*Goal*:
Identify the lines in the data below that contain "from" and give only how many there are.

*Provided records*:
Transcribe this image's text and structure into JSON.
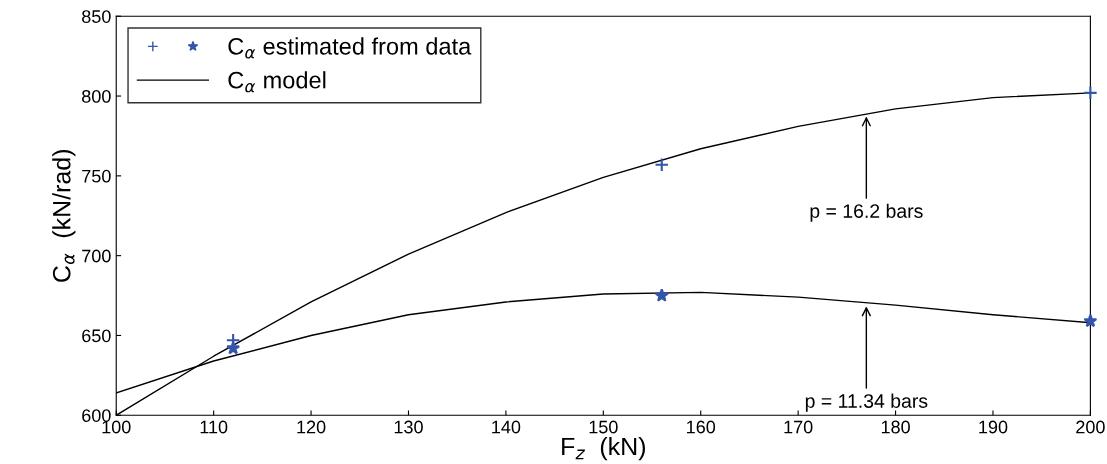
{
  "chart_data": {
    "type": "line",
    "xlabel": "F$_{z}$  (kN)",
    "ylabel": "C$_{α}$  (kN/rad)",
    "xlim": [
      100,
      200
    ],
    "ylim": [
      600,
      850
    ],
    "xticks": [
      100,
      110,
      120,
      130,
      140,
      150,
      160,
      170,
      180,
      190,
      200
    ],
    "yticks": [
      600,
      650,
      700,
      750,
      800,
      850
    ],
    "grid": false,
    "legend": "top left",
    "series": [
      {
        "name": "C$_{α}$ estimated from data",
        "type": "scatter",
        "marker": "cross",
        "color": "#3355aa",
        "x": [
          112,
          156,
          200
        ],
        "values": [
          647,
          757,
          802
        ]
      },
      {
        "type": "scatter",
        "marker": "star",
        "color": "#3355aa",
        "x": [
          112,
          156,
          200
        ],
        "values": [
          642,
          675,
          659
        ]
      },
      {
        "name": "C$_{α}$ model",
        "marker": "none",
        "color": "#000000",
        "x": [
          100,
          110,
          120,
          130,
          140,
          150,
          160,
          170,
          180,
          190,
          200
        ],
        "values": [
          600,
          637,
          671,
          701,
          727,
          749,
          767,
          781,
          792,
          799,
          802
        ]
      },
      {
        "marker": "none",
        "color": "#000000",
        "x": [
          100,
          110,
          120,
          130,
          140,
          150,
          160,
          170,
          180,
          190,
          200
        ],
        "values": [
          614,
          634,
          650,
          663,
          671,
          676,
          677,
          674,
          669,
          663,
          658
        ]
      }
    ],
    "annotations": [
      {
        "text": "p = 16.2 bars",
        "x": 177,
        "y": 789
      },
      {
        "text": "p = 11.34 bars",
        "x": 177,
        "y": 670
      }
    ]
  }
}
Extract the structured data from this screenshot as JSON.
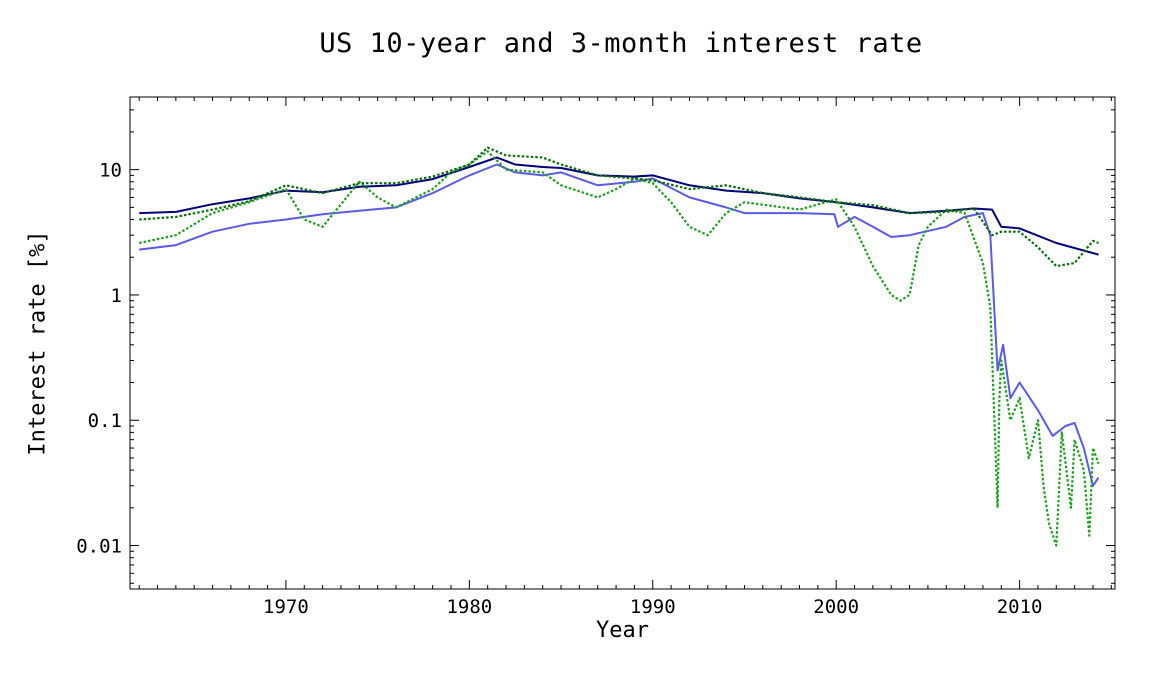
{
  "chart_data": {
    "type": "line",
    "title": "US 10-year and 3-month interest rate",
    "xlabel": "Year",
    "ylabel": "Interest rate [%]",
    "yscale": "log",
    "xlim": [
      1961.5,
      2015.2
    ],
    "ylim": [
      0.0045,
      38
    ],
    "grid": false,
    "x_ticks": [
      1970,
      1980,
      1990,
      2000,
      2010
    ],
    "x_tick_labels": [
      "1970",
      "1980",
      "1990",
      "2000",
      "2010"
    ],
    "y_ticks": [
      0.01,
      0.1,
      1,
      10
    ],
    "y_tick_labels": [
      "0.01",
      "0.1",
      "1",
      "10"
    ],
    "series": [
      {
        "color": "#00007a",
        "style": "solid",
        "x": [
          1962,
          1964,
          1966,
          1968,
          1970,
          1972,
          1974,
          1976,
          1978,
          1980,
          1981.5,
          1982.5,
          1984,
          1985,
          1987,
          1989,
          1990,
          1992,
          1994,
          1996,
          1998,
          2000,
          2002,
          2004,
          2006,
          2007.5,
          2008.5,
          2009,
          2010,
          2012,
          2014.3
        ],
        "values": [
          4.5,
          4.6,
          5.3,
          5.9,
          6.8,
          6.6,
          7.3,
          7.5,
          8.4,
          10.5,
          12.5,
          11.0,
          10.5,
          10.3,
          9.0,
          8.8,
          9.0,
          7.5,
          6.8,
          6.5,
          5.9,
          5.5,
          5.0,
          4.5,
          4.7,
          4.9,
          4.8,
          3.5,
          3.4,
          2.6,
          2.1
        ]
      },
      {
        "color": "#5a5ae8",
        "style": "solid",
        "x": [
          1962,
          1964,
          1966,
          1968,
          1970,
          1972,
          1974,
          1976,
          1978,
          1980,
          1981.5,
          1982.5,
          1984,
          1985,
          1987,
          1989,
          1990,
          1992,
          1994,
          1995,
          1998,
          1999.9,
          2000.1,
          2001,
          2002,
          2003,
          2004,
          2006,
          2007,
          2008,
          2008.4,
          2008.8,
          2009.1,
          2009.5,
          2010,
          2011,
          2011.8,
          2012.5,
          2013,
          2013.5,
          2014,
          2014.3
        ],
        "values": [
          2.3,
          2.5,
          3.2,
          3.7,
          4.0,
          4.4,
          4.7,
          5.0,
          6.5,
          9.0,
          11.0,
          9.5,
          9.0,
          9.5,
          7.5,
          8.0,
          8.5,
          6.0,
          5.0,
          4.5,
          4.5,
          4.4,
          3.5,
          4.2,
          3.5,
          2.9,
          3.0,
          3.5,
          4.2,
          4.5,
          3.0,
          0.25,
          0.4,
          0.15,
          0.2,
          0.12,
          0.075,
          0.09,
          0.095,
          0.06,
          0.03,
          0.035
        ]
      },
      {
        "color": "#1e9e1e",
        "style": "dotted",
        "x": [
          1962,
          1964,
          1966,
          1968,
          1970,
          1971,
          1972,
          1974,
          1975,
          1976,
          1978,
          1979,
          1980,
          1981,
          1982,
          1984,
          1985,
          1987,
          1988,
          1989,
          1990,
          1991,
          1992,
          1993,
          1994,
          1995,
          1998,
          2000,
          2001,
          2002,
          2003,
          2003.5,
          2004,
          2004.5,
          2005,
          2006,
          2007,
          2008,
          2008.4,
          2008.8,
          2008.9,
          2009,
          2009.5,
          2010,
          2010.5,
          2011,
          2011.3,
          2011.6,
          2012,
          2012.3,
          2012.8,
          2013,
          2013.5,
          2013.8,
          2014,
          2014.3
        ],
        "values": [
          2.6,
          3.0,
          4.5,
          5.5,
          7.0,
          4.0,
          3.5,
          8.0,
          6.0,
          5.0,
          7.0,
          9.5,
          11.0,
          14.0,
          10.0,
          9.5,
          7.5,
          6.0,
          7.0,
          8.5,
          7.8,
          5.5,
          3.5,
          3.0,
          4.5,
          5.5,
          4.8,
          5.8,
          3.5,
          1.7,
          1.0,
          0.9,
          1.0,
          2.5,
          3.5,
          4.8,
          4.5,
          1.8,
          0.8,
          0.02,
          0.15,
          0.3,
          0.1,
          0.15,
          0.05,
          0.1,
          0.03,
          0.015,
          0.01,
          0.08,
          0.02,
          0.07,
          0.04,
          0.012,
          0.06,
          0.045
        ]
      },
      {
        "color": "#0a6e0a",
        "style": "dotted",
        "x": [
          1962,
          1964,
          1966,
          1968,
          1970,
          1972,
          1974,
          1976,
          1978,
          1980,
          1981,
          1982,
          1984,
          1985,
          1987,
          1989,
          1990,
          1992,
          1994,
          1996,
          1998,
          2000,
          2002,
          2004,
          2006,
          2007.5,
          2008.5,
          2009,
          2010,
          2011,
          2012,
          2013,
          2014,
          2014.3
        ],
        "values": [
          4.0,
          4.2,
          4.8,
          5.6,
          7.5,
          6.5,
          7.8,
          7.8,
          8.8,
          11.0,
          15.0,
          13.0,
          12.5,
          11.0,
          9.0,
          8.5,
          8.2,
          7.0,
          7.5,
          6.5,
          6.0,
          5.5,
          5.2,
          4.5,
          4.6,
          4.9,
          3.0,
          3.2,
          3.2,
          2.4,
          1.7,
          1.8,
          2.7,
          2.6
        ]
      }
    ]
  }
}
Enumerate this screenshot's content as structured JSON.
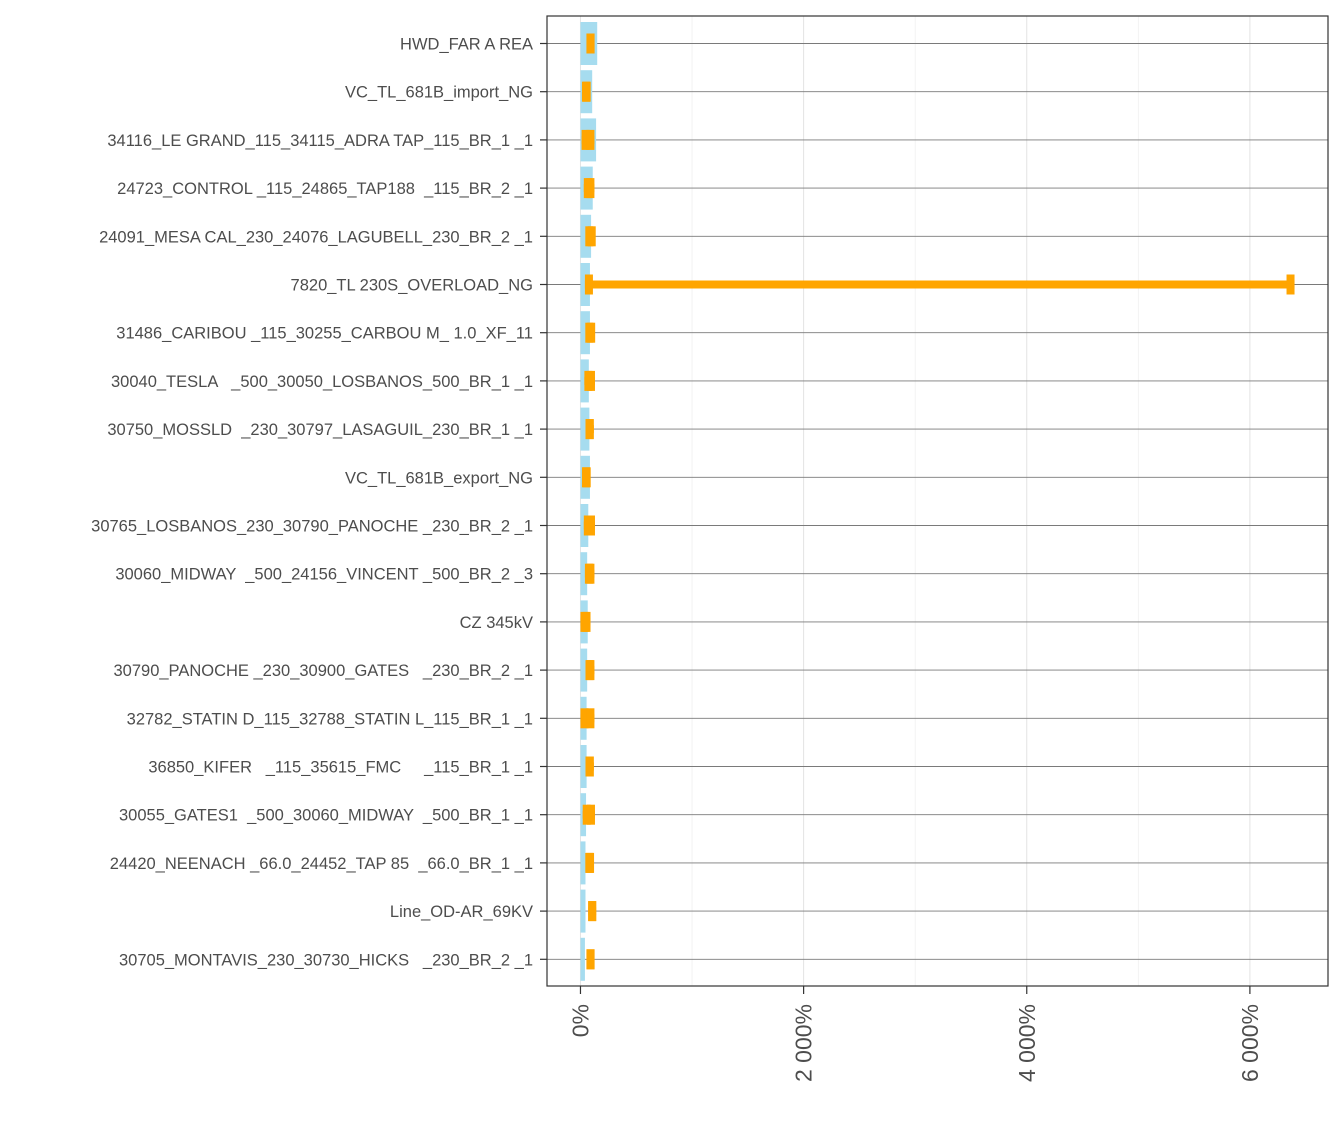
{
  "chart_data": {
    "type": "bar",
    "orientation": "horizontal",
    "title": "",
    "xlabel": "",
    "ylabel": "",
    "categories": [
      "HWD_FAR A REA",
      "VC_TL_681B_import_NG",
      "34116_LE GRAND_115_34115_ADRA TAP_115_BR_1 _1",
      "24723_CONTROL _115_24865_TAP188  _115_BR_2 _1",
      "24091_MESA CAL_230_24076_LAGUBELL_230_BR_2 _1",
      "7820_TL 230S_OVERLOAD_NG",
      "31486_CARIBOU _115_30255_CARBOU M_ 1.0_XF_11",
      "30040_TESLA   _500_30050_LOSBANOS_500_BR_1 _1",
      "30750_MOSSLD  _230_30797_LASAGUIL_230_BR_1 _1",
      "VC_TL_681B_export_NG",
      "30765_LOSBANOS_230_30790_PANOCHE _230_BR_2 _1",
      "30060_MIDWAY  _500_24156_VINCENT _500_BR_2 _3",
      "CZ 345kV",
      "30790_PANOCHE _230_30900_GATES   _230_BR_2 _1",
      "32782_STATIN D_115_32788_STATIN L_115_BR_1 _1",
      "36850_KIFER   _115_35615_FMC     _115_BR_1 _1",
      "30055_GATES1  _500_30060_MIDWAY  _500_BR_1 _1",
      "24420_NEENACH _66.0_24452_TAP 85  _66.0_BR_1 _1",
      "Line_OD-AR_69KV",
      "30705_MONTAVIS_230_30730_HICKS   _230_BR_2 _1"
    ],
    "series": [
      {
        "values": [
          150,
          105,
          140,
          110,
          95,
          85,
          85,
          75,
          80,
          85,
          70,
          60,
          65,
          60,
          55,
          55,
          50,
          45,
          45,
          40
        ],
        "color": "#a6dcef"
      },
      {
        "low": [
          55,
          20,
          10,
          30,
          65,
          40,
          60,
          35,
          45,
          20,
          30,
          40,
          0,
          45,
          0,
          45,
          20,
          50,
          70,
          55
        ],
        "high": [
          125,
          85,
          125,
          125,
          115,
          6400,
          115,
          130,
          120,
          85,
          130,
          125,
          90,
          125,
          125,
          120,
          130,
          115,
          140,
          125
        ],
        "color": "#ffa500"
      }
    ],
    "xlim": [
      -300,
      6700
    ],
    "xticks": [
      0,
      2000,
      4000,
      6000
    ],
    "xtick_labels": [
      "0%",
      "2 000%",
      "4 000%",
      "6 000%"
    ],
    "grid": true,
    "legend": "none"
  }
}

*Output below*:
2